*Your task:* Only the number is wanted: how many lines of these entries contain the word "always"?
++++
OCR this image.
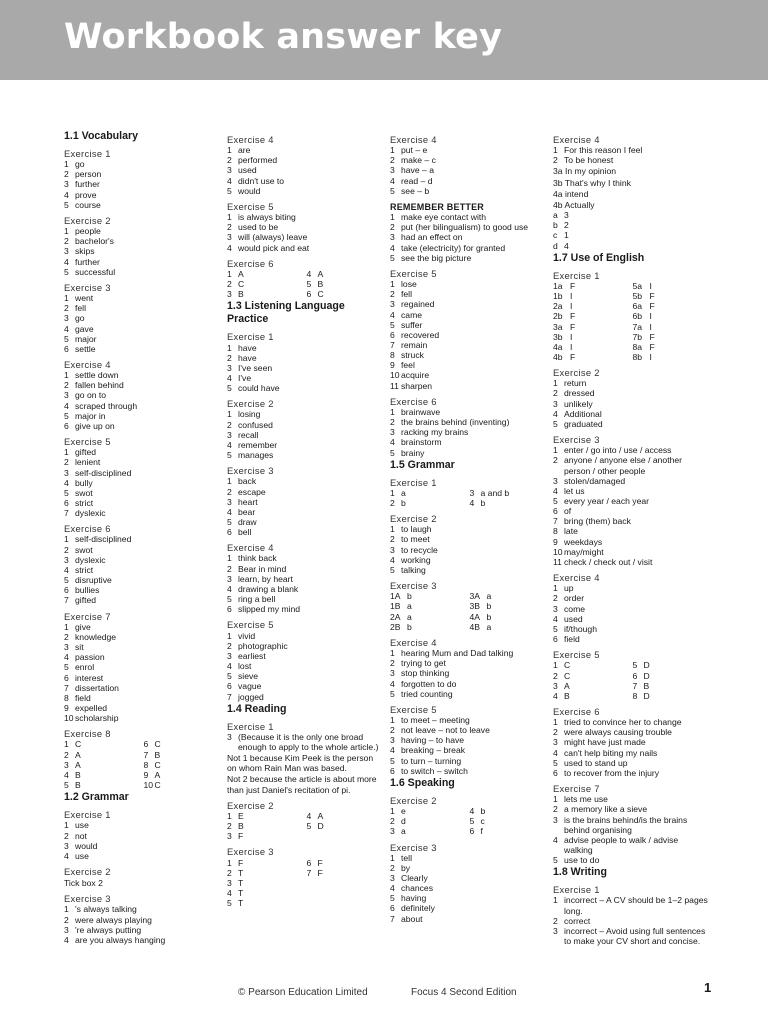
Workbook answer key
1.1 Vocabulary
Exercise 1
1 go
2 person
3 further
4 prove
5 course
Exercise 2
1 people
2 bachelor's
3 skips
4 further
5 successful
Exercise 3
1 went
2 fell
3 go
4 gave
5 major
6 settle
Exercise 4
1 settle down
2 fallen behind
3 go on to
4 scraped through
5 major in
6 give up on
Exercise 5
1 gifted
2 lenient
3 self-disciplined
4 bully
5 swot
6 strict
7 dyslexic
Exercise 6
1 self-disciplined
2 swot
3 dyslexic
4 strict
5 disruptive
6 bullies
7 gifted
Exercise 7
1 give
2 knowledge
3 sit
4 passion
5 enrol
6 interest
7 dissertation
8 field
9 expelled
10 scholarship
Exercise 8
1 C	6 C
2 A	7 B
3 A	8 C
4 B	9 A
5 B	10 C
1.2 Grammar
Exercise 1
1 use
2 not
3 would
4 use
Exercise 2
Tick box 2
Exercise 3
1 's always talking
2 were always playing
3 're always putting
4 are you always hanging
Exercise 4
1 are
2 performed
3 used
4 didn't use to
5 would
Exercise 5
1 is always biting
2 used to be
3 will (always) leave
4 would pick and eat
Exercise 6
1 A	4 A
2 C	5 B
3 B	6 C
1.3 Listening Language Practice
Exercise 1
1 have
2 have
3 I've seen
4 I've
5 could have
Exercise 2
1 losing
2 confused
3 recall
4 remember
5 manages
Exercise 3
1 back
2 escape
3 heart
4 bear
5 draw
6 bell
Exercise 4
1 think back
2 Bear in mind
3 learn, by heart
4 drawing a blank
5 ring a bell
6 slipped my mind
Exercise 5
1 vivid
2 photographic
3 earliest
4 lost
5 sieve
6 vague
7 jogged
1.4 Reading
Exercise 1
3 (Because it is the only one broad enough to apply to the whole article.)
Not 1 because Kim Peek is the person on whom Rain Man was based.
Not 2 because the article is about more than just Daniel's recitation of pi.
Exercise 2
1 E	4 A
2 B	5 D
3 F
Exercise 3
1 F	6 F
2 T	7 F
3 T
4 T
5 T
Exercise 4
1 put – e
2 make – c
3 have – a
4 read – d
5 see – b
REMEMBER BETTER
1 make eye contact with
2 put (her bilingualism) to good use
3 had an effect on
4 take (electricity) for granted
5 see the big picture
Exercise 5
1 lose
2 fell
3 regained
4 came
5 suffer
6 recovered
7 remain
8 struck
9 feel
10 acquire
11 sharpen
Exercise 6
1 brainwave
2 the brains behind (inventing)
3 racking my brains
4 brainstorm
5 brainy
1.5 Grammar
Exercise 1
1 a	3 a and b
2 b	4 b
Exercise 2
1 to laugh
2 to meet
3 to recycle
4 working
5 talking
Exercise 3
1A b	3A a
1B a	3B b
2A a	4A b
2B b	4B a
Exercise 4
1 hearing Mum and Dad talking
2 trying to get
3 stop thinking
4 forgotten to do
5 tried counting
Exercise 5
1 to meet – meeting
2 not leave – not to leave
3 having – to have
4 breaking – break
5 to turn – turning
6 to switch – switch
1.6 Speaking
Exercise 2
1 e	4 b
2 d	5 c
3 a	6 f
Exercise 3
1 tell
2 by
3 Clearly
4 chances
5 having
6 definitely
7 about
Exercise 4
1 For this reason I feel
2 To be honest
3a In my opinion
3b That's why I think
4a intend
4b Actually
a 3
b 2
c 1
d 4
1.7 Use of English
Exercise 1
1a F	5a I
1b I	5b F
2a I	6a F
2b F	6b I
3a F	7a I
3b I	7b F
4a I	8a F
4b F	8b I
Exercise 2
1 return
2 dressed
3 unlikely
4 Additional
5 graduated
Exercise 3
1 enter / go into / use / access
2 anyone / anyone else / another person / other people
3 stolen/damaged
4 let us
5 every year / each year
6 of
7 bring (them) back
8 late
9 weekdays
10 may/might
11 check / check out / visit
Exercise 4
1 up
2 order
3 come
4 used
5 if/though
6 field
Exercise 5
1 C	5 D
2 C	6 D
3 A	7 B
4 B	8 D
Exercise 6
1 tried to convince her to change
2 were always causing trouble
3 might have just made
4 can't help biting my nails
5 used to stand up
6 to recover from the injury
Exercise 7
1 lets me use
2 a memory like a sieve
3 is the brains behind/is the brains behind organising
4 advise people to walk / advise walking
5 use to do
1.8 Writing
Exercise 1
1 incorrect – A CV should be 1–2 pages long.
2 correct
3 incorrect – Avoid using full sentences to make your CV short and concise.
© Pearson Education Limited	Focus 4 Second Edition	1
++++
*Result:* 7